§ **REQUIREMENTS**: Retype all of the data exactly as given.
(begin)
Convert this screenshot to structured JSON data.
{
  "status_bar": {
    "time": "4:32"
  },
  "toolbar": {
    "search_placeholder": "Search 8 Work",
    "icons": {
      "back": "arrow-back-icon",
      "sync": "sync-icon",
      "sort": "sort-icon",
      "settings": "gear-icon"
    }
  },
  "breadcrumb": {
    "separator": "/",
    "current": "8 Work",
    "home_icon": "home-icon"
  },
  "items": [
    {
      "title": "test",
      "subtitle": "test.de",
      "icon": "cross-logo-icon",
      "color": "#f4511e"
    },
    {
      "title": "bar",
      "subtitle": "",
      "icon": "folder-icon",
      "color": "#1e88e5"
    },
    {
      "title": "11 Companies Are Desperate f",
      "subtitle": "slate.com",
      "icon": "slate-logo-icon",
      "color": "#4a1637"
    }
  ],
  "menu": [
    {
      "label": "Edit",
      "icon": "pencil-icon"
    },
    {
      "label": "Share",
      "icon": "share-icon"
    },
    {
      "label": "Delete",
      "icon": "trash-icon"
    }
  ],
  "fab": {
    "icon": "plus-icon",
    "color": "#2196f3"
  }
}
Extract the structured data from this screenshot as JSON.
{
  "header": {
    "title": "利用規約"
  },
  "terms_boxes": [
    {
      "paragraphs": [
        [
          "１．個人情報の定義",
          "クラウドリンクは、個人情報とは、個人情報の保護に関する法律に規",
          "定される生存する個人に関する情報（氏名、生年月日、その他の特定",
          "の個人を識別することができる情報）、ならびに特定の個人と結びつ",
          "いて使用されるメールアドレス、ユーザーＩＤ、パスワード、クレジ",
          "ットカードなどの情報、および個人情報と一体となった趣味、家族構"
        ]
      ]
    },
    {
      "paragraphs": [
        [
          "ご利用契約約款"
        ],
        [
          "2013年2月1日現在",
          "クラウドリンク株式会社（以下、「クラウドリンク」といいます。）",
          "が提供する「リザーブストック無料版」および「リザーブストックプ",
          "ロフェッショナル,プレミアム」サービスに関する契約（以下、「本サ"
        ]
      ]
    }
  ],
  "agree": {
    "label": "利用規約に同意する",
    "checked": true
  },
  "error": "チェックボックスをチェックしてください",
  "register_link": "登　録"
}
(end)
§ **RESPONSE TO THE TASK**:
Convert this screenshot to structured JSON data.
{
  "status_bar": {
    "time": "4:32"
  },
  "toolbar": {
    "search_placeholder": "Search 8 Work",
    "icons": {
      "back": "arrow-back-icon",
      "sync": "sync-icon",
      "sort": "sort-icon",
      "settings": "gear-icon"
    }
  },
  "breadcrumb": {
    "separator": "/",
    "current": "8 Work",
    "home_icon": "home-icon"
  },
  "items": [
    {
      "title": "test",
      "subtitle": "test.de",
      "icon": "cross-logo-icon",
      "color": "#f4511e"
    },
    {
      "title": "bar",
      "subtitle": "",
      "icon": "folder-icon",
      "color": "#1e88e5"
    },
    {
      "title": "11 Companies Are Desperate f",
      "subtitle": "slate.com",
      "icon": "slate-logo-icon",
      "color": "#4a1637"
    }
  ],
  "menu": [
    {
      "label": "Edit",
      "icon": "pencil-icon"
    },
    {
      "label": "Share",
      "icon": "share-icon"
    },
    {
      "label": "Delete",
      "icon": "trash-icon"
    }
  ],
  "fab": {
    "icon": "plus-icon",
    "color": "#2196f3"
  }
}
Extract the structured data from this screenshot as JSON.
{
  "header": {
    "title": "利用規約"
  },
  "terms_boxes": [
    {
      "paragraphs": [
        [
          "１．個人情報の定義",
          "クラウドリンクは、個人情報とは、個人情報の保護に関する法律に規",
          "定される生存する個人に関する情報（氏名、生年月日、その他の特定",
          "の個人を識別することができる情報）、ならびに特定の個人と結びつ",
          "いて使用されるメールアドレス、ユーザーＩＤ、パスワード、クレジ",
          "ットカードなどの情報、および個人情報と一体となった趣味、家族構"
        ]
      ]
    },
    {
      "paragraphs": [
        [
          "ご利用契約約款"
        ],
        [
          "2013年2月1日現在",
          "クラウドリンク株式会社（以下、「クラウドリンク」といいます。）",
          "が提供する「リザーブストック無料版」および「リザーブストックプ",
          "ロフェッショナル,プレミアム」サービスに関する契約（以下、「本サ"
        ]
      ]
    }
  ],
  "agree": {
    "label": "利用規約に同意する",
    "checked": true
  },
  "error": "チェックボックスをチェックしてください",
  "register_link": "登　録"
}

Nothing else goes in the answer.